Dataset rows about figures:
──────────
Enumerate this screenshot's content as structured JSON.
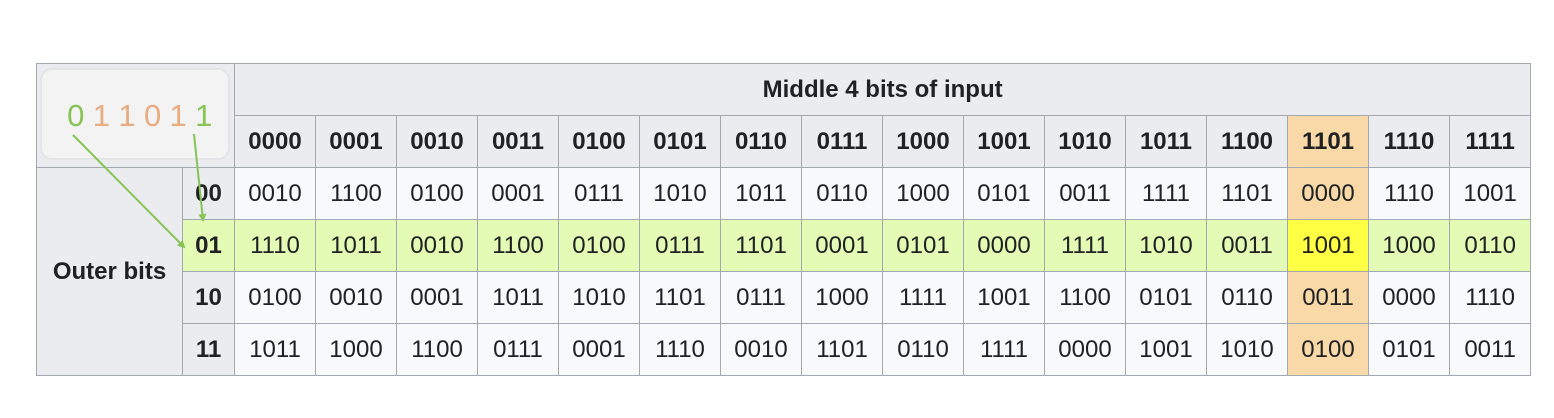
{
  "input_bits": [
    "0",
    "1",
    "1",
    "0",
    "1",
    "1"
  ],
  "middle_header": "Middle 4 bits of input",
  "outer_header": "Outer bits",
  "columns": [
    "0000",
    "0001",
    "0010",
    "0011",
    "0100",
    "0101",
    "0110",
    "0111",
    "1000",
    "1001",
    "1010",
    "1011",
    "1100",
    "1101",
    "1110",
    "1111"
  ],
  "rows": [
    {
      "label": "00",
      "cells": [
        "0010",
        "1100",
        "0100",
        "0001",
        "0111",
        "1010",
        "1011",
        "0110",
        "1000",
        "0101",
        "0011",
        "1111",
        "1101",
        "0000",
        "1110",
        "1001"
      ]
    },
    {
      "label": "01",
      "cells": [
        "1110",
        "1011",
        "0010",
        "1100",
        "0100",
        "0111",
        "1101",
        "0001",
        "0101",
        "0000",
        "1111",
        "1010",
        "0011",
        "1001",
        "1000",
        "0110"
      ]
    },
    {
      "label": "10",
      "cells": [
        "0100",
        "0010",
        "0001",
        "1011",
        "1010",
        "1101",
        "0111",
        "1000",
        "1111",
        "1001",
        "1100",
        "0101",
        "0110",
        "0011",
        "0000",
        "1110"
      ]
    },
    {
      "label": "11",
      "cells": [
        "1011",
        "1000",
        "1100",
        "0111",
        "0001",
        "1110",
        "0010",
        "1101",
        "0110",
        "1111",
        "0000",
        "1001",
        "1010",
        "0100",
        "0101",
        "0011"
      ]
    }
  ],
  "highlight": {
    "row_index": 1,
    "col_index": 13
  },
  "colors": {
    "outer_bit": "#88c455",
    "middle_bit": "#e9ab80",
    "row_highlight": "#e3fbb5",
    "col_highlight": "#fad9a9",
    "intersection": "#ffff44",
    "header_bg": "#eaecf0",
    "cell_bg": "#f8f9fa",
    "arrow": "#88c455"
  }
}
──────────
**THE PROBLEM**.
The entries above should be reproduced exactly, without their pictures.

**FULL OUTPUT**.
Enumerate this screenshot's content as structured JSON.
{
  "input_bits": [
    "0",
    "1",
    "1",
    "0",
    "1",
    "1"
  ],
  "middle_header": "Middle 4 bits of input",
  "outer_header": "Outer bits",
  "columns": [
    "0000",
    "0001",
    "0010",
    "0011",
    "0100",
    "0101",
    "0110",
    "0111",
    "1000",
    "1001",
    "1010",
    "1011",
    "1100",
    "1101",
    "1110",
    "1111"
  ],
  "rows": [
    {
      "label": "00",
      "cells": [
        "0010",
        "1100",
        "0100",
        "0001",
        "0111",
        "1010",
        "1011",
        "0110",
        "1000",
        "0101",
        "0011",
        "1111",
        "1101",
        "0000",
        "1110",
        "1001"
      ]
    },
    {
      "label": "01",
      "cells": [
        "1110",
        "1011",
        "0010",
        "1100",
        "0100",
        "0111",
        "1101",
        "0001",
        "0101",
        "0000",
        "1111",
        "1010",
        "0011",
        "1001",
        "1000",
        "0110"
      ]
    },
    {
      "label": "10",
      "cells": [
        "0100",
        "0010",
        "0001",
        "1011",
        "1010",
        "1101",
        "0111",
        "1000",
        "1111",
        "1001",
        "1100",
        "0101",
        "0110",
        "0011",
        "0000",
        "1110"
      ]
    },
    {
      "label": "11",
      "cells": [
        "1011",
        "1000",
        "1100",
        "0111",
        "0001",
        "1110",
        "0010",
        "1101",
        "0110",
        "1111",
        "0000",
        "1001",
        "1010",
        "0100",
        "0101",
        "0011"
      ]
    }
  ],
  "highlight": {
    "row_index": 1,
    "col_index": 13
  },
  "colors": {
    "outer_bit": "#88c455",
    "middle_bit": "#e9ab80",
    "row_highlight": "#e3fbb5",
    "col_highlight": "#fad9a9",
    "intersection": "#ffff44",
    "header_bg": "#eaecf0",
    "cell_bg": "#f8f9fa",
    "arrow": "#88c455"
  }
}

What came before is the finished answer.